All of the data that follows should be retyped exactly, please, except the pictures.
Start Supplied records
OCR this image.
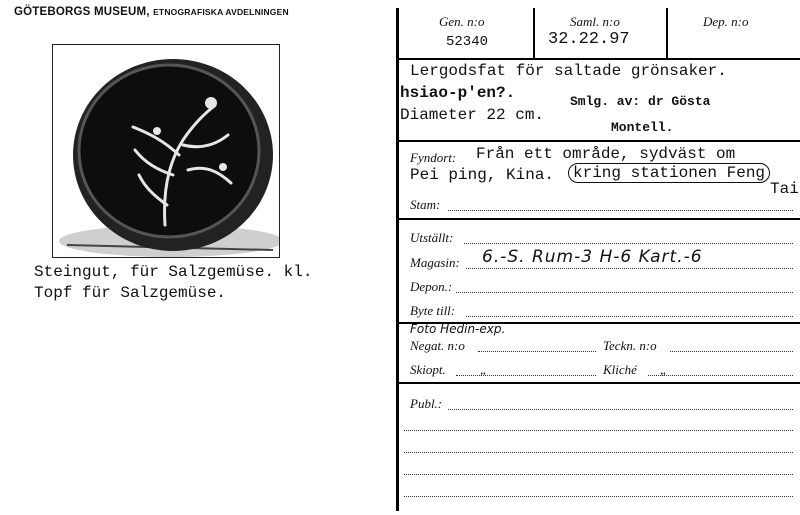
GÖTEBORGS MUSEUM, ETNOGRAFISKA AVDELNINGEN
Steingut, für Salzgemüse. kl.
Topf für Salzgemüse.
Gen. n:o
52340
Saml. n:o
32.22.97
Dep. n:o
Lergodsfat för saltade grönsaker.
hsiao-p'en?.	Smlg. av: dr Gösta
Diameter 22 cm.
Montell.
Fyndort: Från ett område, sydväst om
Pei ping, Kina.	kring stationen Feng
Tai
Stam:
Utställt:
Magasin: 6.-S. Rum-3 H-6 Kart.-6
Depon.:
Byte till:
Foto Hedin-exp.
Negat. n:o	Teckn. n:o
Skiopt.	„	Kliché „
Publ.:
End Supplied records
- [Result of the exercise]:
OCR this image.
GÖTEBORGS MUSEUM, ETNOGRAFISKA AVDELNINGEN
Steingut, für Salzgemüse. kl.
Topf für Salzgemüse.
Gen. n:o
52340
Saml. n:o
32.22.97
Dep. n:o
Lergodsfat för saltade grönsaker.
hsiao-p'en?.	Smlg. av: dr Gösta
Diameter 22 cm.
Montell.
Fyndort: Från ett område, sydväst om
Pei ping, Kina.	kring stationen Feng
Tai
Stam:
Utställt:
Magasin: 6.-S. Rum-3 H-6 Kart.-6
Depon.:
Byte till:
Foto Hedin-exp.
Negat. n:o	Teckn. n:o
Skiopt.	„	Kliché „
Publ.:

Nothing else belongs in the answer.